→ Given exercise
In the forum post about the coyote bounty, what per-coyote amount does the writer say would have been far more effective than $100?

→ Given passage
■ ■ ■
I don't think most people realized the coyote bounty would have been less than %10 of what the G&F take in on an average annually from deer tag sales ( over $2 million dollars) . These deer tags sales are over and above the $64 million appropriated for the next bienium. Also, if lowering coyote numbers raise the amout of tags given out over 100,000 by only 10% , the program paid for itself. Even if we beleive Randy Kriels SWAG of 80,000 coyotes being shot in ND/year, we still have a growing population. Apparently then what is out there is not working to control them. This would have merely been another tool to deal with it. I guess we will just have to let Mother Nature deal with it, it seems to be a common theme in wildlife management these days. With all the deer people are saying are dying from this winter, the coyotes should come thru in pretty good shape, So how much pressure will more coyotes put on the remaining deer herd fawns this summer? Oh well I would imagine we will have threads complaining about coyote dens with 20 fawn carcasses laying by them nest summer. Then more threads complaining there are not enough deer. And then more threads complaining why doesn't the G&F do something.

As I said the $100/ coyote was not the way to go $10 or $20/ coyote would have been far more effective) . But stop and think that for less than 10% of revenues from deer tag sales what kind of good will could have been bought with the ranching industry which widely supported this bill. And before anyone goes off on this comment being a threat or some elitist ideology that smacks of the aristocratic landlord mentality we moved from Europe to escape, it is simply an observation of an old adage "you catch more flies with honey than vinegar".
■ ■ ■
→ Given material
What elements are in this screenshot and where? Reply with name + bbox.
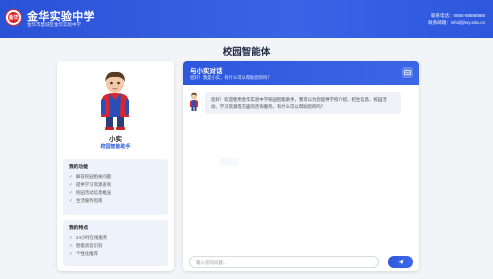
■ ■ ■
→ Result below
$10 or $20 per coyote.